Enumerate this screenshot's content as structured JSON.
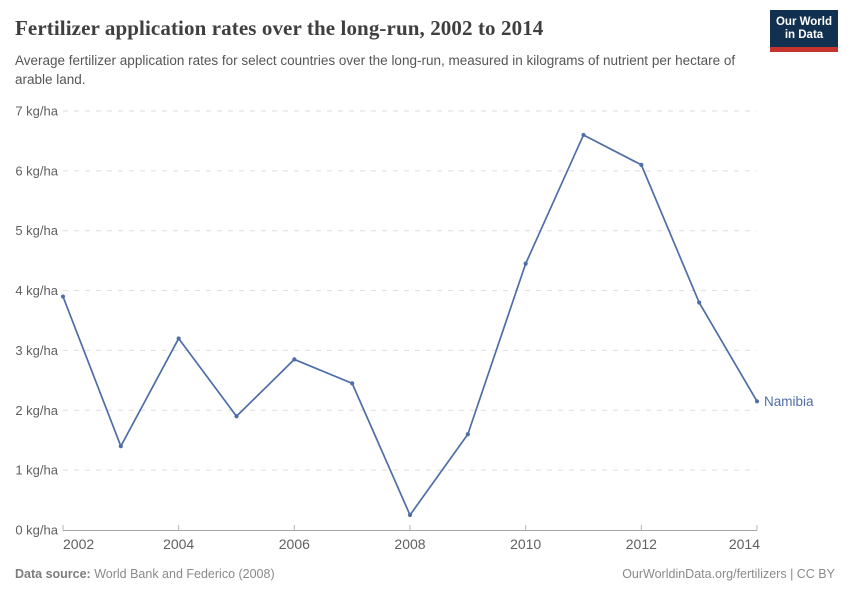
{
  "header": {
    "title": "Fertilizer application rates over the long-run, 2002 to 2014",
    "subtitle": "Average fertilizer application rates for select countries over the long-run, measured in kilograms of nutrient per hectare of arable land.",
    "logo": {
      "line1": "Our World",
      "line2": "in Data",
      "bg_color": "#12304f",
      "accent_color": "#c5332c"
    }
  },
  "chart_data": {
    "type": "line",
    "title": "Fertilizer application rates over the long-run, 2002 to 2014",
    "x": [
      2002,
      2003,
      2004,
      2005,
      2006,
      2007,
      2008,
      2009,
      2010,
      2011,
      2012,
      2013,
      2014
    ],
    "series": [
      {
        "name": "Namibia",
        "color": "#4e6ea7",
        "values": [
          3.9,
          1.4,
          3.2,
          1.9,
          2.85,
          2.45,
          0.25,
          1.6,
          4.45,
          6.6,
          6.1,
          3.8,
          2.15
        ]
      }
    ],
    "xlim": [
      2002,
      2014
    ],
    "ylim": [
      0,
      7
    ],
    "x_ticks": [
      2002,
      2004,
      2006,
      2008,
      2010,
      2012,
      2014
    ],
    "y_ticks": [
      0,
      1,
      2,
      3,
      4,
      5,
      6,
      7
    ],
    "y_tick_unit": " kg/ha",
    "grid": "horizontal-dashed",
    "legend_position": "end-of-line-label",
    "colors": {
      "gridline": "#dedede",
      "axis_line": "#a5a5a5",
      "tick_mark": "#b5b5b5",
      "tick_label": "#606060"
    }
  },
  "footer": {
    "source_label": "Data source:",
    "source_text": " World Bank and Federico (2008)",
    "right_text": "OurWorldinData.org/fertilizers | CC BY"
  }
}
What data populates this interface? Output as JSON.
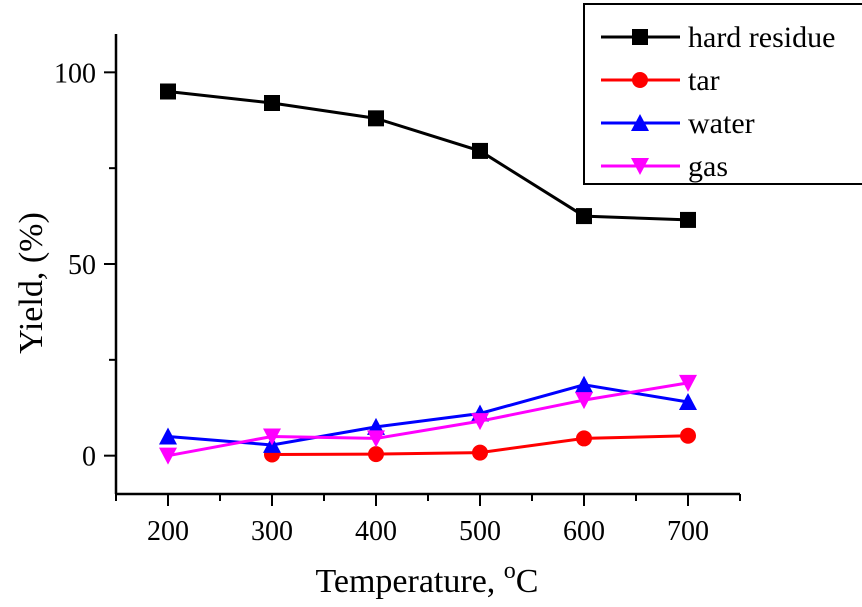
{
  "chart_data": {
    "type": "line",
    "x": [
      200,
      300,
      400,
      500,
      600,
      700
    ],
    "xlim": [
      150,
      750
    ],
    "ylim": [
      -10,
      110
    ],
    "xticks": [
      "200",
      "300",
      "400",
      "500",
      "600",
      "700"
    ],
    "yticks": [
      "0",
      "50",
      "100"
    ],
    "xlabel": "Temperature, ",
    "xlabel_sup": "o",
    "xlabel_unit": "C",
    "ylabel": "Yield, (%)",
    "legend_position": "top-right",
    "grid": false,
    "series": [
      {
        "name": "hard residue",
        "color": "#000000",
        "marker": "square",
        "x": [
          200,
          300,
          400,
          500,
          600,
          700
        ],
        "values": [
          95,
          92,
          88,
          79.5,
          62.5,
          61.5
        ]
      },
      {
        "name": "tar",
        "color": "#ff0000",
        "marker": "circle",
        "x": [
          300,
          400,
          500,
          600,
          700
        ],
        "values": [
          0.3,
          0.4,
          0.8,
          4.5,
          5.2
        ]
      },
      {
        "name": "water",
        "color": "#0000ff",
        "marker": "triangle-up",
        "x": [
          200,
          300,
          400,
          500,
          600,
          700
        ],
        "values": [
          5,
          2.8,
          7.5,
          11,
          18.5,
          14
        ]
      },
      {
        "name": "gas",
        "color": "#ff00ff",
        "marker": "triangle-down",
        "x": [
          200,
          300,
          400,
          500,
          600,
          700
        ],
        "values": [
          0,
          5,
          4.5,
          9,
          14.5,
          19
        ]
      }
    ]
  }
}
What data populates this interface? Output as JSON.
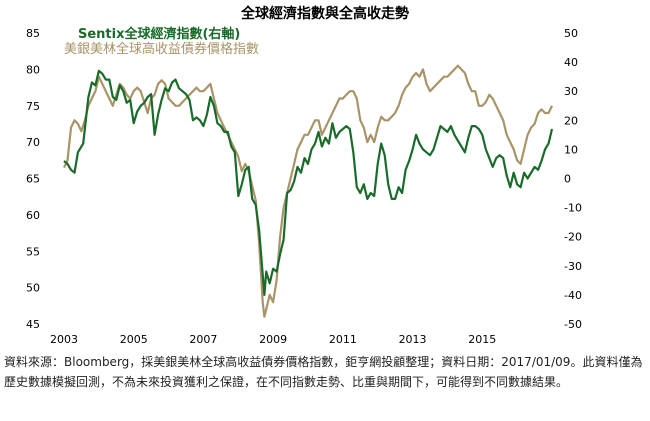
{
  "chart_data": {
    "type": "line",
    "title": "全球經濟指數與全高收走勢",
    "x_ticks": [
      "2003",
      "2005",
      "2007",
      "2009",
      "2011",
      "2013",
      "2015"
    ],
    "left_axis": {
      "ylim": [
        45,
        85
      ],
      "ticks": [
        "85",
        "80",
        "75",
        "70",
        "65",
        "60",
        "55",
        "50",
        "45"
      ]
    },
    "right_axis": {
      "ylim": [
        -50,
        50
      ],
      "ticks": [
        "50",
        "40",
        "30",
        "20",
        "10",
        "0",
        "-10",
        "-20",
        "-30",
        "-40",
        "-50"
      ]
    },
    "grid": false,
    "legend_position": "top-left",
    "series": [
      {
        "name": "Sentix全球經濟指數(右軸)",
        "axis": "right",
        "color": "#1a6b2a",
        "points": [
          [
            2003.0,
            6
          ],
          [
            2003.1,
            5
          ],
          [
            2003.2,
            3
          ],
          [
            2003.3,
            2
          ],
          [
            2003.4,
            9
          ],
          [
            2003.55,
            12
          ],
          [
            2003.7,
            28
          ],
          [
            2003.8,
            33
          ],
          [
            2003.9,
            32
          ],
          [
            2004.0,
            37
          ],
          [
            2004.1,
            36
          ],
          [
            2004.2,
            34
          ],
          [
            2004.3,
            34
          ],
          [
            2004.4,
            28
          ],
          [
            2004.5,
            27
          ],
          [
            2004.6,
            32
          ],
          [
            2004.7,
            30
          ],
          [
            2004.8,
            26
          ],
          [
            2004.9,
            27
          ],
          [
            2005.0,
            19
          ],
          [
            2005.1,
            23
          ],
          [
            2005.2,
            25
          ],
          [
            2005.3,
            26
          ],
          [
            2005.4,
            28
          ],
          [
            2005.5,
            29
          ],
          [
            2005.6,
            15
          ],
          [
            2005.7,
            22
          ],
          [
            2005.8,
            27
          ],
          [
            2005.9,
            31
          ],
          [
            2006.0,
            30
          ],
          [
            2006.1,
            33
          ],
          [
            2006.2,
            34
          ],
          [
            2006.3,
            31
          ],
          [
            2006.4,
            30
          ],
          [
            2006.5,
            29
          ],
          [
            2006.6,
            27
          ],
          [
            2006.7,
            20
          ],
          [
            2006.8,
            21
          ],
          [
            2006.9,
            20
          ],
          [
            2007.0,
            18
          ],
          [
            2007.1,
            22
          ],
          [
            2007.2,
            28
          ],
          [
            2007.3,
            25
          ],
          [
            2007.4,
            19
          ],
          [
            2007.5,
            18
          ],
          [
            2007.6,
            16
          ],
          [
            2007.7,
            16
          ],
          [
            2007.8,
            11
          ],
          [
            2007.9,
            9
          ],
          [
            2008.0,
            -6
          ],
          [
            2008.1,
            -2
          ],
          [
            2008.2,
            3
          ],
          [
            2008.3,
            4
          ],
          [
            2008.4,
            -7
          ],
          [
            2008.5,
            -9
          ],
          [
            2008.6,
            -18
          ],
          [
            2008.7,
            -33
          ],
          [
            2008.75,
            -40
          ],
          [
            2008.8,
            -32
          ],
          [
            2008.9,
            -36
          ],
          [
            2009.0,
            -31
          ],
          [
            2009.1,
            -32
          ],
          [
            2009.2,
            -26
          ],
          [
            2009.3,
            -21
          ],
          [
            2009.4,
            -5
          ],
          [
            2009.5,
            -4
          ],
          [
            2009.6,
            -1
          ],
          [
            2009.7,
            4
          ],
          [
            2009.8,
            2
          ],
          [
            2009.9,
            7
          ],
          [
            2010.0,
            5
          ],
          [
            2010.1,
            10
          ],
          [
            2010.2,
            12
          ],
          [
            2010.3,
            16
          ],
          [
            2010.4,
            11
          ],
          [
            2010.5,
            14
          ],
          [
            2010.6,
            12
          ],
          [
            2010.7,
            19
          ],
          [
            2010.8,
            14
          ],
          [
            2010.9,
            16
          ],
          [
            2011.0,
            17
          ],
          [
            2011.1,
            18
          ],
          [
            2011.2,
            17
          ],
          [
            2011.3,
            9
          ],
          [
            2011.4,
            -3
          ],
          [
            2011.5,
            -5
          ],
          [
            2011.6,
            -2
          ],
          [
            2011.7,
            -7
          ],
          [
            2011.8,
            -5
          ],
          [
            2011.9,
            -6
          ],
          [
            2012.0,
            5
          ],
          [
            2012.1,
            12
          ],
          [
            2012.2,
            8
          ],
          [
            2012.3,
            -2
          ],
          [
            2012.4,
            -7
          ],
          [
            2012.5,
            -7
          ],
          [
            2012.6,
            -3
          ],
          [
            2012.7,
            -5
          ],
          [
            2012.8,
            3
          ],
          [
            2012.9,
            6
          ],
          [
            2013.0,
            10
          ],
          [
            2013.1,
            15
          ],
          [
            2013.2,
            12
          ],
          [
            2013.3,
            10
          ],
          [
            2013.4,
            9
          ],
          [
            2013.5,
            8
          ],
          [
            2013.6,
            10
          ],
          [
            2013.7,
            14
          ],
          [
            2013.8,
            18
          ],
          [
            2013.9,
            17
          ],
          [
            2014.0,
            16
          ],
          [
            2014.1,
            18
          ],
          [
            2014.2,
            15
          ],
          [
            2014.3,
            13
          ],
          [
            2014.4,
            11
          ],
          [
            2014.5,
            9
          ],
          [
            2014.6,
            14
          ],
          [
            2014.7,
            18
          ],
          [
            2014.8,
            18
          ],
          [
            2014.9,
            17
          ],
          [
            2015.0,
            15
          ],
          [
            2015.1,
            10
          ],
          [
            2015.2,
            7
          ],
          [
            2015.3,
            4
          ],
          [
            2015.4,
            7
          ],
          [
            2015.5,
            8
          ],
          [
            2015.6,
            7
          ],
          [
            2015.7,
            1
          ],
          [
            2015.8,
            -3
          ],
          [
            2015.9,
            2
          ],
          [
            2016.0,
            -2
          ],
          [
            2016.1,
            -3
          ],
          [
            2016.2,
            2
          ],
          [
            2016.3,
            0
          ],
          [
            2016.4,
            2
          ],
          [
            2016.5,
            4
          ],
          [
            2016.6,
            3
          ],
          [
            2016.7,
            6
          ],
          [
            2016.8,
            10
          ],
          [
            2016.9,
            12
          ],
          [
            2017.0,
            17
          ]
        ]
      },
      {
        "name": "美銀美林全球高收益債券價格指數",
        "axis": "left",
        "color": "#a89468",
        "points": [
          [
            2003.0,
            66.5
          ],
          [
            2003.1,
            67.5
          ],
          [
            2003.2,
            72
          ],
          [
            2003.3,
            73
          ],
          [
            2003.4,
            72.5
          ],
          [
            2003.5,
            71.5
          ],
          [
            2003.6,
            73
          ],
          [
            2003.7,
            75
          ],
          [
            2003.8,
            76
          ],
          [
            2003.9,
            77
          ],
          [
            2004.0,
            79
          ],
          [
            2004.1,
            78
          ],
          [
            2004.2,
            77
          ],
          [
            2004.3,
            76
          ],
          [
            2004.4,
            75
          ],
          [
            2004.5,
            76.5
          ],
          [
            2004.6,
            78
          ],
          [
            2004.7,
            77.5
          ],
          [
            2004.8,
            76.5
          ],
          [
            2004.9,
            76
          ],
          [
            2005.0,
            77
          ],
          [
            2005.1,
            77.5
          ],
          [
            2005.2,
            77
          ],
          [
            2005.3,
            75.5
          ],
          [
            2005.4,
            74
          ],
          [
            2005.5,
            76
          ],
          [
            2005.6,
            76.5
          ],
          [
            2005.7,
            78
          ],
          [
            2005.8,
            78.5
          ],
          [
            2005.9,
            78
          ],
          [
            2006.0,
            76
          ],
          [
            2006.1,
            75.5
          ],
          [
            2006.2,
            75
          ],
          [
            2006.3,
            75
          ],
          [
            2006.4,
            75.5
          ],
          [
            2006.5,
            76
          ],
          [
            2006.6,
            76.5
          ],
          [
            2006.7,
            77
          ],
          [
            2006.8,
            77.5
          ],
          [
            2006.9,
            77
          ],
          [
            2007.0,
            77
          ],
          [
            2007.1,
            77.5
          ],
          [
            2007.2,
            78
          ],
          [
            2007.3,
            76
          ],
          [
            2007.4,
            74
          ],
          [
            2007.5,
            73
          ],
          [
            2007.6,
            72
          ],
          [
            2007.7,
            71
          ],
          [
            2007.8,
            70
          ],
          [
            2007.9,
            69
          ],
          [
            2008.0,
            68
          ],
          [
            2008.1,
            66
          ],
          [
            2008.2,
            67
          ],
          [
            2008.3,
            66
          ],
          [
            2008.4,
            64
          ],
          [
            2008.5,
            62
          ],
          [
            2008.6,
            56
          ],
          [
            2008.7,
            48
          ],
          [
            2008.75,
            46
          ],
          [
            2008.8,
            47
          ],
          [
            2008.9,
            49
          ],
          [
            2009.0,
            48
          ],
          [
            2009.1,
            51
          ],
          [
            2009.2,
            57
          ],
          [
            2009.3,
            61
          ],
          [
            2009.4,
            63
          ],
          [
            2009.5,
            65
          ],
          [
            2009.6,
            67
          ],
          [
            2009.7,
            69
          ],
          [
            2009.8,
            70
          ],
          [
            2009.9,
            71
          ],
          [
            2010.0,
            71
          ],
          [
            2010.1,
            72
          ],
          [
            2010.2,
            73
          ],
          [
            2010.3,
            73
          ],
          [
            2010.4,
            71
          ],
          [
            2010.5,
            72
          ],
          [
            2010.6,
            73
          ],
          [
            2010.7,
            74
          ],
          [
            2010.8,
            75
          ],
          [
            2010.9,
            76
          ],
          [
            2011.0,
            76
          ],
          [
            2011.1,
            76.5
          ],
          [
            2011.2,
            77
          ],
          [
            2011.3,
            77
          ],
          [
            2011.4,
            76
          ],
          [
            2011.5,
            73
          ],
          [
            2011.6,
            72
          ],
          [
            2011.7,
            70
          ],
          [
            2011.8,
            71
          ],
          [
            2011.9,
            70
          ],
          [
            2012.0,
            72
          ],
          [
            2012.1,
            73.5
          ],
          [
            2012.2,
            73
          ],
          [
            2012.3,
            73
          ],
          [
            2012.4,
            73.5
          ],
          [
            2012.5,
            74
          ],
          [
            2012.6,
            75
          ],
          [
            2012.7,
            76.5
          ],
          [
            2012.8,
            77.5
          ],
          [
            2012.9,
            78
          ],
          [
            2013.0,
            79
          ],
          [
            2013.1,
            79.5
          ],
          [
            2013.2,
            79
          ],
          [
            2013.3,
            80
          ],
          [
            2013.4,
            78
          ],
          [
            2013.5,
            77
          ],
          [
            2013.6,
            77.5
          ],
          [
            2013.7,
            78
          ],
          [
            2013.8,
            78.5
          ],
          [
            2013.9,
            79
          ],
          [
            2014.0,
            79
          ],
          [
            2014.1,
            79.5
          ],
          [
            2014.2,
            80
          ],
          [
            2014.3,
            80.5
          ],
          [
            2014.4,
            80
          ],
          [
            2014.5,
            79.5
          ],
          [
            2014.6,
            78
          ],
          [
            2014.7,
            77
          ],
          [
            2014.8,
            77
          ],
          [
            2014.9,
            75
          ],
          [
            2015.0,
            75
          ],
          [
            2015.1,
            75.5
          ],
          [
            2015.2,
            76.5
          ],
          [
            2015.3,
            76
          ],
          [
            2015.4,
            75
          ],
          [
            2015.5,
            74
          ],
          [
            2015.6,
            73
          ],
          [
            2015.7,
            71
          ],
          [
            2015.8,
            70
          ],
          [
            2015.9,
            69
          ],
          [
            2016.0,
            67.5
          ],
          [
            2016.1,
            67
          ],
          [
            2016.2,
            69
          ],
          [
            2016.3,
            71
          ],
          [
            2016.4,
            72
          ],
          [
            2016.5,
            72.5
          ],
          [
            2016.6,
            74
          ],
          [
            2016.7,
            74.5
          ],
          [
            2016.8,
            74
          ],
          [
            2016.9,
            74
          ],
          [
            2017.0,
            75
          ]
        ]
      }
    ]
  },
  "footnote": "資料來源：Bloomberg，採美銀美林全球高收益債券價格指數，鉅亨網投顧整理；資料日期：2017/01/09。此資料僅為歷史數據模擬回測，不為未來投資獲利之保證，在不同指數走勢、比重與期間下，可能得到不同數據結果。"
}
+ + + + +
* [Stated task]: Search the data above for lines holding "triangle" and copy each of them.

* [Solution to the problem]:
        "marker": "triangle-up",
        "marker": "triangle-down",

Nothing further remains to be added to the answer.